#### Exercise task
Every line from the line containing "Give me the" through the final line below is to be repeated exactly; no other line is.

(Entries from a dataset)
══════

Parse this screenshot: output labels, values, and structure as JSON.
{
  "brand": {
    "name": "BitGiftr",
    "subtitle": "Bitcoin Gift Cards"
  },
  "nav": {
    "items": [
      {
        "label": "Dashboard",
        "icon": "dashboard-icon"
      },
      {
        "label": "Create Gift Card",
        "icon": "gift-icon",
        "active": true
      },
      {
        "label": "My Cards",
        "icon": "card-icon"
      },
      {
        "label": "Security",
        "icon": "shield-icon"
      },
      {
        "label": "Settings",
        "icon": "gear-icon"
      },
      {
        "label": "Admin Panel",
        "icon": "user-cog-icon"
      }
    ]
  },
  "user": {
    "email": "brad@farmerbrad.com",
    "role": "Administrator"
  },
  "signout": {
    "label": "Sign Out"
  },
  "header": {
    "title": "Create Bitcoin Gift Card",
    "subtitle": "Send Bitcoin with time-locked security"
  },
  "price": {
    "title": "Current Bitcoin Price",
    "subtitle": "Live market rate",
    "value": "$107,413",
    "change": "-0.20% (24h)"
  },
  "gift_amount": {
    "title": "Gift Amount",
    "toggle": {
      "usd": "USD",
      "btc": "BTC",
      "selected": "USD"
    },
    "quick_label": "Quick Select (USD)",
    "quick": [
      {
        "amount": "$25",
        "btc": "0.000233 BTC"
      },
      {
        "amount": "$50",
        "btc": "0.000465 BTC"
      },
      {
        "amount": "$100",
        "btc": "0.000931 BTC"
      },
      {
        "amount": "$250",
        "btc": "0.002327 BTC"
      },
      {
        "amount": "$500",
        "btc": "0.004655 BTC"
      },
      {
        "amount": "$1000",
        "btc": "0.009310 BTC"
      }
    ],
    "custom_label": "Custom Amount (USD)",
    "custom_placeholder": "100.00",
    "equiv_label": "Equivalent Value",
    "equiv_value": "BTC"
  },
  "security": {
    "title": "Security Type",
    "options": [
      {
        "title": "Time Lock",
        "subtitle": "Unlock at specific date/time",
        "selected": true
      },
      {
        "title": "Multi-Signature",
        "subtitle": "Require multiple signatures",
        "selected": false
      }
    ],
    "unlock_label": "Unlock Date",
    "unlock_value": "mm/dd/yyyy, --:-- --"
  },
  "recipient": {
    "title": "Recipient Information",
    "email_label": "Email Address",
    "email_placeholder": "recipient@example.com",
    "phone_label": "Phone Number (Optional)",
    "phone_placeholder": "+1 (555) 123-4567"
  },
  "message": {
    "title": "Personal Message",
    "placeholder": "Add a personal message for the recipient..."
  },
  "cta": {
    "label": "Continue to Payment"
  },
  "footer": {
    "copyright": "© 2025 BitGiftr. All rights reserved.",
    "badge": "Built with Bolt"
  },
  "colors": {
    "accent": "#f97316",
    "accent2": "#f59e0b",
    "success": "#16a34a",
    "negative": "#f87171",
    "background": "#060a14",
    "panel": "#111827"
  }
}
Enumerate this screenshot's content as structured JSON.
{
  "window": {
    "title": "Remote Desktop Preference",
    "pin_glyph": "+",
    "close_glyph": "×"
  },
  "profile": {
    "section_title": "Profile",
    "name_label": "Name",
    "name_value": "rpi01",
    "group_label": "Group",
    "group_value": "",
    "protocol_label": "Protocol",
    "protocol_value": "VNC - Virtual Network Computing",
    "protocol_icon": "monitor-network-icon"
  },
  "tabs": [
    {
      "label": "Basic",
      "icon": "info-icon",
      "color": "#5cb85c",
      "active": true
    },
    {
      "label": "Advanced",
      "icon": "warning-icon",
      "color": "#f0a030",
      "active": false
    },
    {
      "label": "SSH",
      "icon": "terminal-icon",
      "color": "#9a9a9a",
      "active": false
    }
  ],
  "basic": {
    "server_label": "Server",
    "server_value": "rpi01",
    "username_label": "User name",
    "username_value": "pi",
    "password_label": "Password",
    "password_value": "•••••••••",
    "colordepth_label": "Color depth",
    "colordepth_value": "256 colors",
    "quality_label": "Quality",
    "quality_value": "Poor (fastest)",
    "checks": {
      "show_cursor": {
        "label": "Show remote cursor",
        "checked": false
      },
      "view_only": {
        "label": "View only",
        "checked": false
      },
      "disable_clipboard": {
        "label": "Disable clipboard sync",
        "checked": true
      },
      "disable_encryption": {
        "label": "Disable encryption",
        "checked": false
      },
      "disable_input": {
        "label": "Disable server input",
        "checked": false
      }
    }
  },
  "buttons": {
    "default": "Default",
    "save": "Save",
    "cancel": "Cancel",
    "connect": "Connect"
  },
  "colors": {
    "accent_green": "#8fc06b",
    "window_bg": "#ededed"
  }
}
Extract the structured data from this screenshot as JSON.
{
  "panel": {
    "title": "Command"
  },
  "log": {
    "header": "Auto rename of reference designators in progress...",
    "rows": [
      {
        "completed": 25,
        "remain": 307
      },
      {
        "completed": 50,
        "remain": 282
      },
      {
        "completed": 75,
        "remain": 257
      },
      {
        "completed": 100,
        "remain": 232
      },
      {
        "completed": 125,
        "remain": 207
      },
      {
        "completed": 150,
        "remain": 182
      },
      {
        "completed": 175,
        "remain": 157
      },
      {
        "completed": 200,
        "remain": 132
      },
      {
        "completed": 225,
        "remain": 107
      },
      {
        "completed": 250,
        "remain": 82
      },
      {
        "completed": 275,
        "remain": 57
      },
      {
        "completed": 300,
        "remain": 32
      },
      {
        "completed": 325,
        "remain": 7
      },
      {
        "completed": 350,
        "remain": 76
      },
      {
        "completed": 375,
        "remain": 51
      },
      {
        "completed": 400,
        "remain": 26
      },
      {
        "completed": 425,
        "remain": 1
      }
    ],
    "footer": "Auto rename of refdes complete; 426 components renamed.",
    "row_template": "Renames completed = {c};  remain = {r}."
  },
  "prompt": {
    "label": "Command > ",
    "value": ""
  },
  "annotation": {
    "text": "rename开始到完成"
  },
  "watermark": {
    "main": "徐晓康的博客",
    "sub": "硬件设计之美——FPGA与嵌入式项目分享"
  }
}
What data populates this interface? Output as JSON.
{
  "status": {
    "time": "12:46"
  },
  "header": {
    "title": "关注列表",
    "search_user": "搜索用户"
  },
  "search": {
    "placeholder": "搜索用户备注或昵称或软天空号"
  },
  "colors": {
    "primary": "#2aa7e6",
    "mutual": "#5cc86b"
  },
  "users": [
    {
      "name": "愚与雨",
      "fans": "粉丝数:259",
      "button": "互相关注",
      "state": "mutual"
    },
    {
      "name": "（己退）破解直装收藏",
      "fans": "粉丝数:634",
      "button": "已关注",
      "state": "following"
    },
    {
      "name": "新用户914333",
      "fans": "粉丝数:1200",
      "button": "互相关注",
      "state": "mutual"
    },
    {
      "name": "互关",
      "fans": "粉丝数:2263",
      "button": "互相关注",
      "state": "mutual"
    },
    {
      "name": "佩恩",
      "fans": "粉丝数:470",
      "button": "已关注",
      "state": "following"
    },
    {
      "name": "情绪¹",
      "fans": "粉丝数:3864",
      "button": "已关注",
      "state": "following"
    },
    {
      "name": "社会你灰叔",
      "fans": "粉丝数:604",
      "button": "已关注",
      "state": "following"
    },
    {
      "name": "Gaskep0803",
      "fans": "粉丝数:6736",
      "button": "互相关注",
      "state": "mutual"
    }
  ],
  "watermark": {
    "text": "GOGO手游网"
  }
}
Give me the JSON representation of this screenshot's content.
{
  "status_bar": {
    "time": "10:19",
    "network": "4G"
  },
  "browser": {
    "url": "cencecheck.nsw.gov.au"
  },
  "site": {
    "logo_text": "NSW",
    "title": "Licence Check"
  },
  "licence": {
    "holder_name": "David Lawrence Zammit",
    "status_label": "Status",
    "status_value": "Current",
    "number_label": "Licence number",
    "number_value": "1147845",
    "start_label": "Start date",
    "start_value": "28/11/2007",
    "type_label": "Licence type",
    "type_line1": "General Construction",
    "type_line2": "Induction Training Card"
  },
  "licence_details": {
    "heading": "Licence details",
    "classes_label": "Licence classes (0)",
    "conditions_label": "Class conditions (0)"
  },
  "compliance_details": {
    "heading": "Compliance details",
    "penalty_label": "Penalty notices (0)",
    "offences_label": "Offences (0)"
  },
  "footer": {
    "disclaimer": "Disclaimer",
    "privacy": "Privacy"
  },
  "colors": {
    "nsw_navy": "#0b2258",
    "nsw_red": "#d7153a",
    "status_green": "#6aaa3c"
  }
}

══════

#### Correct answer
Give me the JSON representation of this screenshot's content.
{
  "status_bar": {
    "time": "10:19",
    "network": "4G"
  },
  "browser": {
    "url": "cencecheck.nsw.gov.au"
  },
  "site": {
    "logo_text": "NSW",
    "title": "Licence Check"
  },
  "licence": {
    "holder_name": "David Lawrence Zammit",
    "status_label": "Status",
    "status_value": "Current",
    "number_label": "Licence number",
    "number_value": "1147845",
    "start_label": "Start date",
    "start_value": "28/11/2007",
    "type_label": "Licence type",
    "type_line1": "General Construction",
    "type_line2": "Induction Training Card"
  },
  "licence_details": {
    "heading": "Licence details",
    "classes_label": "Licence classes (0)",
    "conditions_label": "Class conditions (0)"
  },
  "compliance_details": {
    "heading": "Compliance details",
    "penalty_label": "Penalty notices (0)",
    "offences_label": "Offences (0)"
  },
  "footer": {
    "disclaimer": "Disclaimer",
    "privacy": "Privacy"
  },
  "colors": {
    "nsw_navy": "#0b2258",
    "nsw_red": "#d7153a",
    "status_green": "#6aaa3c"
  }
}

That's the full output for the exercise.